Texte extrait |

Madame Cukierman, je vous dois des excuses, à vous et à l’ensemble des membres de votre groupe. En effet, tout à l’heure, m’exprimant sans notes à la tribune, je vous ai oubliés de manière totalement involontaire. Nous avons eu une longue réunion de travail, voilà maintenant plusieurs semaines, comme j’en ai eu avec l’ensemble des présidents de groupe et des sénateurs chefs de file sur ces questions. Nous avons pu avancer sur un certain nombre de points. Je pense d’ailleurs que quelques-uns de vos amendements devraient recevoir un avis favorable tant de la commission que du Gouvernement, car ils vont dans le bon sens. (Exclamations amusées sur les travées du groupe Les Républicains.)

M. Michel Savin. C’est bien !

M. Sébastien Lecornu, ministre. Vous semblez regretter que nous renvoyions certains sujets à d’autres textes. Pour autant, l’examen de ce projet de loi, dont tout le monde dit qu’il manque d’ambition ou qu’il est très technique, durera déjà quinze jours, près de 1 000 amendements ayant été déposés. Nous assumons notre méthode, qui donne aussi le temps, madame la sénatrice, de faire de la pédagogie auprès de nos collègues élus locaux. En effet, on a bien vu qu’il était très difficile de leur faire comprendre et appliquer les grandes lois qui bouleversent tout, telle la loi NOTRe.

Extrait des données |
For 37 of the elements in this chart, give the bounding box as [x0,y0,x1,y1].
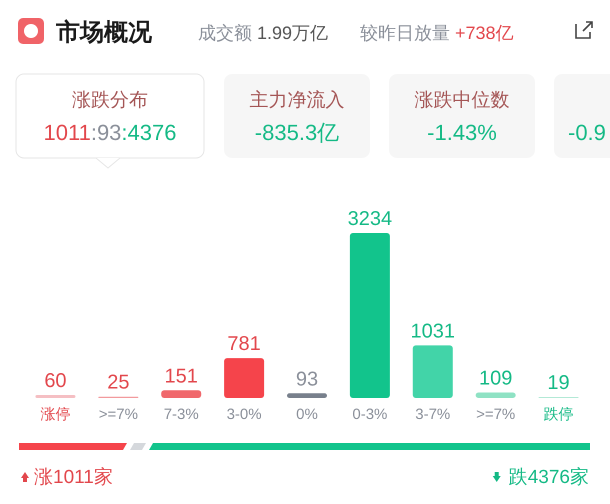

Consignes de l'exercice |
1) Selon le ministre dans l'extrait du débat au Sénat, combien d'amendements ont été déposés sur ce projet de loi ?
2) Recopiez fidèlement le passage de l'extrait du débat au Sénat situé entre « M. Sébastien Lecornu, ministre. » et « telle la loi NOTRe. », ces deux passages compris.
3) Rédigez la suite de l'extrait du débat au Sénat, à partir de sa dernière phrase.

Réponses aux consignes |
1) Près de 1 000 amendements.

2)
M. Sébastien Lecornu, ministre. Vous semblez regretter que nous renvoyions certains sujets à d’autres textes. Pour autant, l’examen de ce projet de loi, dont tout le monde dit qu’il manque d’ambition ou qu’il est très technique, durera déjà quinze jours, près de 1 000 amendements ayant été déposés. Nous assumons notre méthode, qui donne aussi le temps, madame la sénatrice, de faire de la pédagogie auprès de nos collègues élus locaux. En effet, on a bien vu qu’il était très difficile de leur faire comprendre et appliquer les grandes lois qui bouleversent tout, telle la loi NOTRe.

3)
Vous avez pris acte de la philosophie du texte de loi, à savoir tourner la page du gigantisme en matière d’intercommunalités. À cet égard, ce projet de loi représente une rupture culturelle avec la démarche qui a prévalu pendant une décennie.

Selon vous, l’État ne participerait plus financièrement à la solidarité entre les communes. Tel n’est pas le cas : cette année, la DGF s’élève à 28 milliards d’euros, et les crédits d’investissement à 2 milliards d’euros. Au demeurant, votre groupe est cohérent, puisque vous souhaiteriez davantage. (Mme Cécile Cukierman sexclame.)

Monsieur Alain Marc, vous avez rappelé l’essentiel des enjeux en matière d’assouplissement concernant les délégations. Nous en discuterons plus avant au moment de l’examen de l’article en question.

M. Karoutchi est parti…

M. Michel Savin. Il est à la commission d’investiture.

M. Sébastien Lecornu, ministre. Je l’ai moi-même fréquentée, dans le passé, avant d’être exclu des Républicains ! (Exclamations amusées.)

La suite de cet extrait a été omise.